Written instruction >> Word for word, retype every entry in the listing.

************

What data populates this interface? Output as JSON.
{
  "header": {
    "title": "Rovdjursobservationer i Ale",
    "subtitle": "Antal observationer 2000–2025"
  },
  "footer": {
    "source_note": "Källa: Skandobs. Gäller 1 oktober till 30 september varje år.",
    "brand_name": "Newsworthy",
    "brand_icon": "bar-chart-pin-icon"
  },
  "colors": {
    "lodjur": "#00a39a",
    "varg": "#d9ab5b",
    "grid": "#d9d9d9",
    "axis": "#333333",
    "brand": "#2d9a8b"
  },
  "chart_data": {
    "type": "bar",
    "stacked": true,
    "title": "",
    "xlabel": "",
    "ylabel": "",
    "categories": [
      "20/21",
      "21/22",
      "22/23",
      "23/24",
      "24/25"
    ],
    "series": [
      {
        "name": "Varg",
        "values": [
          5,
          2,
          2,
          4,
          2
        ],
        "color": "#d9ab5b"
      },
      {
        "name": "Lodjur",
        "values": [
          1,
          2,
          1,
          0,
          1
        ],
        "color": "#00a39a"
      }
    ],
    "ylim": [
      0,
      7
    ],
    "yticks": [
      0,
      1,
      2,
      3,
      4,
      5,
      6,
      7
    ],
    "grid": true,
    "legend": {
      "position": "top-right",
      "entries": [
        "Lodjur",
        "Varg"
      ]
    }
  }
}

************

Solution >>
What data populates this interface? Output as JSON.
{
  "header": {
    "title": "Rovdjursobservationer i Ale",
    "subtitle": "Antal observationer 2000–2025"
  },
  "footer": {
    "source_note": "Källa: Skandobs. Gäller 1 oktober till 30 september varje år.",
    "brand_name": "Newsworthy",
    "brand_icon": "bar-chart-pin-icon"
  },
  "colors": {
    "lodjur": "#00a39a",
    "varg": "#d9ab5b",
    "grid": "#d9d9d9",
    "axis": "#333333",
    "brand": "#2d9a8b"
  },
  "chart_data": {
    "type": "bar",
    "stacked": true,
    "title": "",
    "xlabel": "",
    "ylabel": "",
    "categories": [
      "20/21",
      "21/22",
      "22/23",
      "23/24",
      "24/25"
    ],
    "series": [
      {
        "name": "Varg",
        "values": [
          5,
          2,
          2,
          4,
          2
        ],
        "color": "#d9ab5b"
      },
      {
        "name": "Lodjur",
        "values": [
          1,
          2,
          1,
          0,
          1
        ],
        "color": "#00a39a"
      }
    ],
    "ylim": [
      0,
      7
    ],
    "yticks": [
      0,
      1,
      2,
      3,
      4,
      5,
      6,
      7
    ],
    "grid": true,
    "legend": {
      "position": "top-right",
      "entries": [
        "Lodjur",
        "Varg"
      ]
    }
  }
}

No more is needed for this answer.